======== Supplied data

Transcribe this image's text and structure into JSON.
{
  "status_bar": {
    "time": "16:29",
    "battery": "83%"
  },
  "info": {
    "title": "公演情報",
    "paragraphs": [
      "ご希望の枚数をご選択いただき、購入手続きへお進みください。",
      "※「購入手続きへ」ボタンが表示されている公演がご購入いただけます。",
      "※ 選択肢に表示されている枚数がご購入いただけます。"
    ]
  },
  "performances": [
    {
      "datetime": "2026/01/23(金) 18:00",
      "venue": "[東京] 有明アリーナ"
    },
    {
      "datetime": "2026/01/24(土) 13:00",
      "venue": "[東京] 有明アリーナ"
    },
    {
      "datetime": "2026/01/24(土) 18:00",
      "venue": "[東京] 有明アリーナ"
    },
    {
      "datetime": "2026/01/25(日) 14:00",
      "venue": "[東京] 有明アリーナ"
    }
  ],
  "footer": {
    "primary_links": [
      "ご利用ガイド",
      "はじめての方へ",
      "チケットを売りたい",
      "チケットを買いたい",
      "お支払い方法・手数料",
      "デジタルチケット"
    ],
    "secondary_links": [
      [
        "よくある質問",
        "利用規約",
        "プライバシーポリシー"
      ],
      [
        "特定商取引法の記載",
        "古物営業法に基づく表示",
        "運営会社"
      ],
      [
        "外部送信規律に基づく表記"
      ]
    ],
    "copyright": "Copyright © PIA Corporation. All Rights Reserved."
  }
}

================

§ Set problem: Transcribe the whole listing with nothing added or left out.

§ Final result:
Transcribe this image's text and structure into JSON.
{
  "status_bar": {
    "time": "16:29",
    "battery": "83%"
  },
  "info": {
    "title": "公演情報",
    "paragraphs": [
      "ご希望の枚数をご選択いただき、購入手続きへお進みください。",
      "※「購入手続きへ」ボタンが表示されている公演がご購入いただけます。",
      "※ 選択肢に表示されている枚数がご購入いただけます。"
    ]
  },
  "performances": [
    {
      "datetime": "2026/01/23(金) 18:00",
      "venue": "[東京] 有明アリーナ"
    },
    {
      "datetime": "2026/01/24(土) 13:00",
      "venue": "[東京] 有明アリーナ"
    },
    {
      "datetime": "2026/01/24(土) 18:00",
      "venue": "[東京] 有明アリーナ"
    },
    {
      "datetime": "2026/01/25(日) 14:00",
      "venue": "[東京] 有明アリーナ"
    }
  ],
  "footer": {
    "primary_links": [
      "ご利用ガイド",
      "はじめての方へ",
      "チケットを売りたい",
      "チケットを買いたい",
      "お支払い方法・手数料",
      "デジタルチケット"
    ],
    "secondary_links": [
      [
        "よくある質問",
        "利用規約",
        "プライバシーポリシー"
      ],
      [
        "特定商取引法の記載",
        "古物営業法に基づく表示",
        "運営会社"
      ],
      [
        "外部送信規律に基づく表記"
      ]
    ],
    "copyright": "Copyright © PIA Corporation. All Rights Reserved."
  }
}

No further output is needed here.